*AIM*. In the records below, find each line containing the word "name" and copy it.

*Data entries for graphics*.
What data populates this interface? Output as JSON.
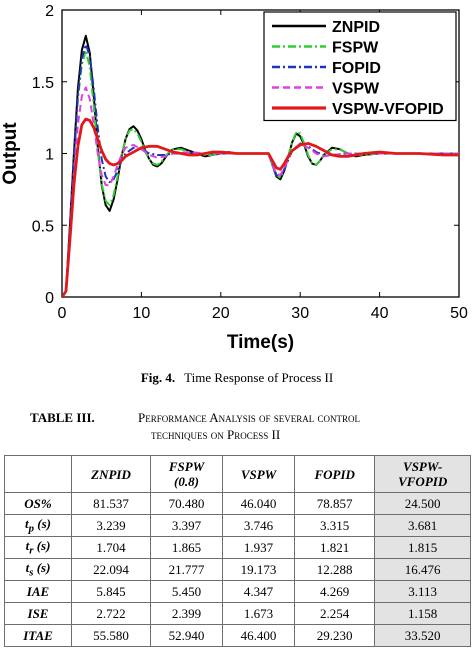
{
  "figure": {
    "label": "Fig. 4.",
    "caption": "Time Response of Process II"
  },
  "chart_data": {
    "type": "line",
    "xlabel": "Time(s)",
    "ylabel": "Output",
    "xlim": [
      0,
      50
    ],
    "ylim": [
      0,
      2
    ],
    "xticks": [
      "0",
      "10",
      "20",
      "30",
      "40",
      "50"
    ],
    "yticks": [
      "0",
      "0.5",
      "1",
      "1.5",
      "2"
    ],
    "grid": false,
    "legend_position": "top-right",
    "series": [
      {
        "name": "ZNPID",
        "color": "#000000",
        "style": "solid",
        "x": [
          0,
          0.5,
          1,
          1.5,
          2,
          2.5,
          3,
          3.5,
          4,
          4.5,
          5,
          5.5,
          6,
          6.5,
          7,
          7.5,
          8,
          8.5,
          9,
          9.5,
          10,
          10.5,
          11,
          11.5,
          12,
          12.5,
          13,
          13.5,
          14,
          15,
          16,
          17,
          18,
          19,
          20,
          21,
          22,
          23,
          24,
          25,
          26,
          26.5,
          27,
          27.5,
          28,
          28.5,
          29,
          29.5,
          30,
          30.5,
          31,
          31.5,
          32,
          32.5,
          33,
          34,
          35,
          36,
          37,
          38,
          40,
          42,
          45,
          48,
          50
        ],
        "y": [
          0,
          0.04,
          0.5,
          1.0,
          1.45,
          1.72,
          1.82,
          1.7,
          1.4,
          1.05,
          0.78,
          0.64,
          0.6,
          0.68,
          0.82,
          0.98,
          1.1,
          1.17,
          1.19,
          1.16,
          1.1,
          1.02,
          0.96,
          0.92,
          0.91,
          0.93,
          0.97,
          1.01,
          1.03,
          1.04,
          1.02,
          1.0,
          0.98,
          0.99,
          1.0,
          1.01,
          1.0,
          1.0,
          1.0,
          1.0,
          1.0,
          0.92,
          0.84,
          0.82,
          0.88,
          0.98,
          1.08,
          1.14,
          1.12,
          1.06,
          0.98,
          0.93,
          0.92,
          0.95,
          0.99,
          1.04,
          1.03,
          1.0,
          0.98,
          0.99,
          1.0,
          1.0,
          1.0,
          1.0,
          1.0
        ]
      },
      {
        "name": "FSPW",
        "color": "#33cc33",
        "style": "dashdot",
        "x": [
          0,
          0.5,
          1,
          1.5,
          2,
          2.5,
          3,
          3.5,
          4,
          4.5,
          5,
          5.5,
          6,
          6.5,
          7,
          7.5,
          8,
          8.5,
          9,
          9.5,
          10,
          10.5,
          11,
          11.5,
          12,
          12.5,
          13,
          13.5,
          14,
          15,
          16,
          17,
          18,
          19,
          20,
          21,
          22,
          23,
          24,
          25,
          26,
          26.5,
          27,
          27.5,
          28,
          28.5,
          29,
          29.5,
          30,
          30.5,
          31,
          31.5,
          32,
          32.5,
          33,
          34,
          35,
          36,
          37,
          38,
          40,
          42,
          45,
          48,
          50
        ],
        "y": [
          0,
          0.04,
          0.48,
          0.95,
          1.38,
          1.62,
          1.72,
          1.6,
          1.33,
          1.02,
          0.79,
          0.67,
          0.64,
          0.71,
          0.84,
          0.99,
          1.1,
          1.16,
          1.17,
          1.14,
          1.08,
          1.01,
          0.96,
          0.93,
          0.92,
          0.94,
          0.98,
          1.01,
          1.03,
          1.03,
          1.01,
          1.0,
          0.99,
          0.99,
          1.0,
          1.0,
          1.0,
          1.0,
          1.0,
          1.0,
          1.0,
          0.92,
          0.85,
          0.83,
          0.89,
          0.98,
          1.08,
          1.15,
          1.14,
          1.07,
          0.99,
          0.93,
          0.92,
          0.95,
          0.99,
          1.03,
          1.03,
          1.0,
          0.99,
          0.99,
          1.0,
          1.0,
          1.0,
          1.0,
          1.0
        ]
      },
      {
        "name": "FOPID",
        "color": "#2233bb",
        "style": "dashdot",
        "x": [
          0,
          0.5,
          1,
          1.5,
          2,
          2.5,
          3,
          3.5,
          4,
          4.5,
          5,
          5.5,
          6,
          6.5,
          7,
          7.5,
          8,
          9,
          10,
          11,
          12,
          13,
          14,
          16,
          18,
          20,
          22,
          24,
          26,
          26.5,
          27,
          27.5,
          28,
          29,
          30,
          31,
          32,
          33,
          34,
          36,
          38,
          40,
          42,
          45,
          48,
          50
        ],
        "y": [
          0,
          0.04,
          0.5,
          0.98,
          1.4,
          1.66,
          1.76,
          1.68,
          1.45,
          1.18,
          0.96,
          0.84,
          0.8,
          0.82,
          0.88,
          0.95,
          1.0,
          1.04,
          1.03,
          1.0,
          0.99,
          0.99,
          1.0,
          1.0,
          1.0,
          1.0,
          1.0,
          1.0,
          1.0,
          0.92,
          0.85,
          0.84,
          0.89,
          1.02,
          1.07,
          1.05,
          1.01,
          0.99,
          0.99,
          1.0,
          1.0,
          1.0,
          1.0,
          1.0,
          1.0,
          1.0
        ]
      },
      {
        "name": "VSPW",
        "color": "#e040e0",
        "style": "dashed",
        "x": [
          0,
          0.5,
          1,
          1.5,
          2,
          2.5,
          3,
          3.5,
          4,
          4.5,
          5,
          5.5,
          6,
          6.5,
          7,
          7.5,
          8,
          9,
          10,
          11,
          12,
          13,
          14,
          16,
          18,
          20,
          22,
          24,
          26,
          26.5,
          27,
          27.5,
          28,
          29,
          30,
          31,
          32,
          33,
          34,
          36,
          38,
          40,
          42,
          45,
          48,
          50
        ],
        "y": [
          0,
          0.04,
          0.42,
          0.85,
          1.2,
          1.4,
          1.46,
          1.38,
          1.2,
          1.0,
          0.85,
          0.78,
          0.78,
          0.84,
          0.92,
          0.99,
          1.04,
          1.06,
          1.03,
          0.99,
          0.97,
          0.98,
          1.0,
          1.01,
          1.0,
          1.0,
          1.0,
          1.0,
          1.0,
          0.92,
          0.86,
          0.85,
          0.9,
          1.02,
          1.07,
          1.04,
          1.0,
          0.98,
          0.99,
          1.0,
          1.0,
          1.0,
          1.0,
          1.0,
          1.0,
          1.0
        ]
      },
      {
        "name": "VSPW-VFOPID",
        "color": "#e01a1a",
        "style": "solid",
        "x": [
          0,
          0.5,
          1,
          1.5,
          2,
          2.5,
          3,
          3.5,
          4,
          4.5,
          5,
          5.5,
          6,
          6.5,
          7,
          7.5,
          8,
          9,
          10,
          11,
          12,
          13,
          14,
          15,
          16,
          17,
          18,
          19,
          20,
          22,
          24,
          25,
          26,
          26.5,
          27,
          27.5,
          28,
          28.5,
          29,
          30,
          31,
          32,
          33,
          34,
          35,
          36,
          37,
          38,
          40,
          42,
          45,
          48,
          50
        ],
        "y": [
          0,
          0.04,
          0.4,
          0.78,
          1.05,
          1.2,
          1.24,
          1.23,
          1.18,
          1.1,
          1.02,
          0.96,
          0.93,
          0.92,
          0.93,
          0.95,
          0.98,
          1.01,
          1.04,
          1.05,
          1.05,
          1.03,
          1.01,
          1.0,
          0.99,
          0.99,
          1.0,
          1.01,
          1.01,
          1.0,
          1.0,
          1.0,
          1.0,
          0.95,
          0.9,
          0.89,
          0.93,
          0.98,
          1.02,
          1.06,
          1.07,
          1.05,
          1.02,
          0.99,
          0.98,
          0.98,
          0.99,
          1.0,
          1.01,
          1.0,
          1.0,
          0.99,
          0.99
        ]
      }
    ]
  },
  "table": {
    "label": "TABLE III.",
    "title_line1": "Performance Analysis of several control",
    "title_line2": "techniques on Process II",
    "columns": [
      {
        "line1": "",
        "line2": ""
      },
      {
        "line1": "ZNPID",
        "line2": ""
      },
      {
        "line1": "FSPW",
        "line2": "(0.8)"
      },
      {
        "line1": "VSPW",
        "line2": ""
      },
      {
        "line1": "FOPID",
        "line2": ""
      },
      {
        "line1": "VSPW-",
        "line2": "VFOPID"
      }
    ],
    "rows": [
      {
        "label_main": "OS%",
        "label_sub": "",
        "label_tail": "",
        "values": [
          "81.537",
          "70.480",
          "46.040",
          "78.857",
          "24.500"
        ]
      },
      {
        "label_main": "t",
        "label_sub": "p",
        "label_tail": " (s)",
        "values": [
          "3.239",
          "3.397",
          "3.746",
          "3.315",
          "3.681"
        ]
      },
      {
        "label_main": "t",
        "label_sub": "r",
        "label_tail": " (s)",
        "values": [
          "1.704",
          "1.865",
          "1.937",
          "1.821",
          "1.815"
        ]
      },
      {
        "label_main": "t",
        "label_sub": "s",
        "label_tail": " (s)",
        "values": [
          "22.094",
          "21.777",
          "19.173",
          "12.288",
          "16.476"
        ]
      },
      {
        "label_main": "IAE",
        "label_sub": "",
        "label_tail": "",
        "values": [
          "5.845",
          "5.450",
          "4.347",
          "4.269",
          "3.113"
        ]
      },
      {
        "label_main": "ISE",
        "label_sub": "",
        "label_tail": "",
        "values": [
          "2.722",
          "2.399",
          "1.673",
          "2.254",
          "1.158"
        ]
      },
      {
        "label_main": "ITAE",
        "label_sub": "",
        "label_tail": "",
        "values": [
          "55.580",
          "52.940",
          "46.400",
          "29.230",
          "33.520"
        ]
      }
    ]
  }
}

*ANSWER TO THE EXERCISE*.
        "name": "ZNPID",
        "name": "FSPW",
        "name": "FOPID",
        "name": "VSPW",
        "name": "VSPW-VFOPID",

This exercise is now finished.